[START OF ENTRIES SUPPLIED]
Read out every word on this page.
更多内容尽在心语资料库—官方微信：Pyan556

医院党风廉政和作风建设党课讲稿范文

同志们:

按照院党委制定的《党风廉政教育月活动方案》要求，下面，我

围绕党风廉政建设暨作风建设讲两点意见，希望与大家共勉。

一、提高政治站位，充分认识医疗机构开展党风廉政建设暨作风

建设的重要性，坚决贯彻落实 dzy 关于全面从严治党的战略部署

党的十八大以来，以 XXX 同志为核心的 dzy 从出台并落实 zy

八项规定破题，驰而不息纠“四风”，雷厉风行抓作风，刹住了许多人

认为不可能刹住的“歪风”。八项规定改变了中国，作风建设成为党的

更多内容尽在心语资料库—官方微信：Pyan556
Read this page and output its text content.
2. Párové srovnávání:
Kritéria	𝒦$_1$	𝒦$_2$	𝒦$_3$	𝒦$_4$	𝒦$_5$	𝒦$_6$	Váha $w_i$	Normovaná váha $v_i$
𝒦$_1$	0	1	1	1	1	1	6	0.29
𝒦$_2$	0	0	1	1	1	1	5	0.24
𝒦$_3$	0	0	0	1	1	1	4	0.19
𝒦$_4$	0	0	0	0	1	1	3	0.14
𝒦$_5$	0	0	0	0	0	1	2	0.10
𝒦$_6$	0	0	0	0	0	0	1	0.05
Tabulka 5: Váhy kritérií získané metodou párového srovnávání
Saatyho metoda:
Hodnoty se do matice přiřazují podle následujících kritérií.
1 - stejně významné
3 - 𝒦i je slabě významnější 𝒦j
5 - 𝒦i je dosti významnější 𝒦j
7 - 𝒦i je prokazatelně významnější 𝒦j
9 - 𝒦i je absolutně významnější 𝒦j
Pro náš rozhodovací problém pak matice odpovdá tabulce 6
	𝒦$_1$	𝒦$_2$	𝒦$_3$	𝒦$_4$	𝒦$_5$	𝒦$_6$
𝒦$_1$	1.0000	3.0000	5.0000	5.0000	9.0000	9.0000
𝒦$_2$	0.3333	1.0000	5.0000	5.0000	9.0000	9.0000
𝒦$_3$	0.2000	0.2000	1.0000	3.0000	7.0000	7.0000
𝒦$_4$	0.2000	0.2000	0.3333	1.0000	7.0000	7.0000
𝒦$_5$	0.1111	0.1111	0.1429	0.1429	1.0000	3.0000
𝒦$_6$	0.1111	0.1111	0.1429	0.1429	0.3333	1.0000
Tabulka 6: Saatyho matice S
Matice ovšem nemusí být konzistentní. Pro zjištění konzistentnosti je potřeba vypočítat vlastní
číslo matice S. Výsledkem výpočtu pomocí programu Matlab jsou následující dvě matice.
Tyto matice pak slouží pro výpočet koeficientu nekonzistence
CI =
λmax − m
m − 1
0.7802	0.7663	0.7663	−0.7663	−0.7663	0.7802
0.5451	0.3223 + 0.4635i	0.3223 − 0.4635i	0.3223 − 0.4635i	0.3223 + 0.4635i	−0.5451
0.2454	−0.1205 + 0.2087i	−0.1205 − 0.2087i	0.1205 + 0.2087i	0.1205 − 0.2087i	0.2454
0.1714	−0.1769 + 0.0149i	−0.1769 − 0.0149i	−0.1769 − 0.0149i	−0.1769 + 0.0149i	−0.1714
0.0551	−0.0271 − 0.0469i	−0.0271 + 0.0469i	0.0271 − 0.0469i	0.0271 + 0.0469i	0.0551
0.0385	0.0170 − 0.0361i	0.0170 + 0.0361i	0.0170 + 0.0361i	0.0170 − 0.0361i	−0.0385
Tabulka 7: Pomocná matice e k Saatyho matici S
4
[END OF ENTRIES SUPPLIED]
_STATED GOAL_. Retype the records above exactly.

_OUTPUT_.
Read out every word on this page.
更多内容尽在心语资料库—官方微信：Pyan556

医院党风廉政和作风建设党课讲稿范文

同志们:

按照院党委制定的《党风廉政教育月活动方案》要求，下面，我

围绕党风廉政建设暨作风建设讲两点意见，希望与大家共勉。

一、提高政治站位，充分认识医疗机构开展党风廉政建设暨作风

建设的重要性，坚决贯彻落实 dzy 关于全面从严治党的战略部署

党的十八大以来，以 XXX 同志为核心的 dzy 从出台并落实 zy

八项规定破题，驰而不息纠“四风”，雷厉风行抓作风，刹住了许多人

认为不可能刹住的“歪风”。八项规定改变了中国，作风建设成为党的

更多内容尽在心语资料库—官方微信：Pyan556
Read this page and output its text content.
2. Párové srovnávání:
Kritéria	𝒦$_1$	𝒦$_2$	𝒦$_3$	𝒦$_4$	𝒦$_5$	𝒦$_6$	Váha $w_i$	Normovaná váha $v_i$
𝒦$_1$	0	1	1	1	1	1	6	0.29
𝒦$_2$	0	0	1	1	1	1	5	0.24
𝒦$_3$	0	0	0	1	1	1	4	0.19
𝒦$_4$	0	0	0	0	1	1	3	0.14
𝒦$_5$	0	0	0	0	0	1	2	0.10
𝒦$_6$	0	0	0	0	0	0	1	0.05
Tabulka 5: Váhy kritérií získané metodou párového srovnávání
Saatyho metoda:
Hodnoty se do matice přiřazují podle následujících kritérií.
1 - stejně významné
3 - 𝒦i je slabě významnější 𝒦j
5 - 𝒦i je dosti významnější 𝒦j
7 - 𝒦i je prokazatelně významnější 𝒦j
9 - 𝒦i je absolutně významnější 𝒦j
Pro náš rozhodovací problém pak matice odpovdá tabulce 6
	𝒦$_1$	𝒦$_2$	𝒦$_3$	𝒦$_4$	𝒦$_5$	𝒦$_6$
𝒦$_1$	1.0000	3.0000	5.0000	5.0000	9.0000	9.0000
𝒦$_2$	0.3333	1.0000	5.0000	5.0000	9.0000	9.0000
𝒦$_3$	0.2000	0.2000	1.0000	3.0000	7.0000	7.0000
𝒦$_4$	0.2000	0.2000	0.3333	1.0000	7.0000	7.0000
𝒦$_5$	0.1111	0.1111	0.1429	0.1429	1.0000	3.0000
𝒦$_6$	0.1111	0.1111	0.1429	0.1429	0.3333	1.0000
Tabulka 6: Saatyho matice S
Matice ovšem nemusí být konzistentní. Pro zjištění konzistentnosti je potřeba vypočítat vlastní
číslo matice S. Výsledkem výpočtu pomocí programu Matlab jsou následující dvě matice.
Tyto matice pak slouží pro výpočet koeficientu nekonzistence
CI =
λmax − m
m − 1
0.7802	0.7663	0.7663	−0.7663	−0.7663	0.7802
0.5451	0.3223 + 0.4635i	0.3223 − 0.4635i	0.3223 − 0.4635i	0.3223 + 0.4635i	−0.5451
0.2454	−0.1205 + 0.2087i	−0.1205 − 0.2087i	0.1205 + 0.2087i	0.1205 − 0.2087i	0.2454
0.1714	−0.1769 + 0.0149i	−0.1769 − 0.0149i	−0.1769 − 0.0149i	−0.1769 + 0.0149i	−0.1714
0.0551	−0.0271 − 0.0469i	−0.0271 + 0.0469i	0.0271 − 0.0469i	0.0271 + 0.0469i	0.0551
0.0385	0.0170 − 0.0361i	0.0170 + 0.0361i	0.0170 + 0.0361i	0.0170 − 0.0361i	−0.0385
Tabulka 7: Pomocná matice e k Saatyho matici S
4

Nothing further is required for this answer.